§ SET EXERCISE
Every line below is to be quoted exactly, with nothing added or dropped.

§ Extracts from a graphics dataset
※ ※ ※

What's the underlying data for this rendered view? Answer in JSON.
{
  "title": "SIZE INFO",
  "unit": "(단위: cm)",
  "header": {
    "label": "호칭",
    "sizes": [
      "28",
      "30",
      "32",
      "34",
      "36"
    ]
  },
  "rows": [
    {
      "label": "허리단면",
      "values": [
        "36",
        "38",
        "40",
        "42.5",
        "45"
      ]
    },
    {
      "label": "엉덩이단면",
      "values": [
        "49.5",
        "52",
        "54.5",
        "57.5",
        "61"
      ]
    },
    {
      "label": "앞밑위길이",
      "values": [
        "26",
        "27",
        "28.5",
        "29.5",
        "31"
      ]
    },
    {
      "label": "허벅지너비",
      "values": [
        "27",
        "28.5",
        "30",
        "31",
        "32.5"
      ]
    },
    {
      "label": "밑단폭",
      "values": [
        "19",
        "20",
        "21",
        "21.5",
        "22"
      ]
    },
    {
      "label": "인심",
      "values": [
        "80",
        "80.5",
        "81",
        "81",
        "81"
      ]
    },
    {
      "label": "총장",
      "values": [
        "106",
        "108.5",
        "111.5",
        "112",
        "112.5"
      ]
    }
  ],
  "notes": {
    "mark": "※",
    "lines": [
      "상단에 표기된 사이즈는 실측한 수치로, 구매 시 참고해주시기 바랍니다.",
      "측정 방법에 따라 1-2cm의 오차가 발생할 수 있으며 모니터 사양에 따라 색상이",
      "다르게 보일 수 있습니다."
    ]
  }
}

※ ※ ※

§ COMPLETED EXERCISE
What's the underlying data for this rendered view? Answer in JSON.
{
  "title": "SIZE INFO",
  "unit": "(단위: cm)",
  "header": {
    "label": "호칭",
    "sizes": [
      "28",
      "30",
      "32",
      "34",
      "36"
    ]
  },
  "rows": [
    {
      "label": "허리단면",
      "values": [
        "36",
        "38",
        "40",
        "42.5",
        "45"
      ]
    },
    {
      "label": "엉덩이단면",
      "values": [
        "49.5",
        "52",
        "54.5",
        "57.5",
        "61"
      ]
    },
    {
      "label": "앞밑위길이",
      "values": [
        "26",
        "27",
        "28.5",
        "29.5",
        "31"
      ]
    },
    {
      "label": "허벅지너비",
      "values": [
        "27",
        "28.5",
        "30",
        "31",
        "32.5"
      ]
    },
    {
      "label": "밑단폭",
      "values": [
        "19",
        "20",
        "21",
        "21.5",
        "22"
      ]
    },
    {
      "label": "인심",
      "values": [
        "80",
        "80.5",
        "81",
        "81",
        "81"
      ]
    },
    {
      "label": "총장",
      "values": [
        "106",
        "108.5",
        "111.5",
        "112",
        "112.5"
      ]
    }
  ],
  "notes": {
    "mark": "※",
    "lines": [
      "상단에 표기된 사이즈는 실측한 수치로, 구매 시 참고해주시기 바랍니다.",
      "측정 방법에 따라 1-2cm의 오차가 발생할 수 있으며 모니터 사양에 따라 색상이",
      "다르게 보일 수 있습니다."
    ]
  }
}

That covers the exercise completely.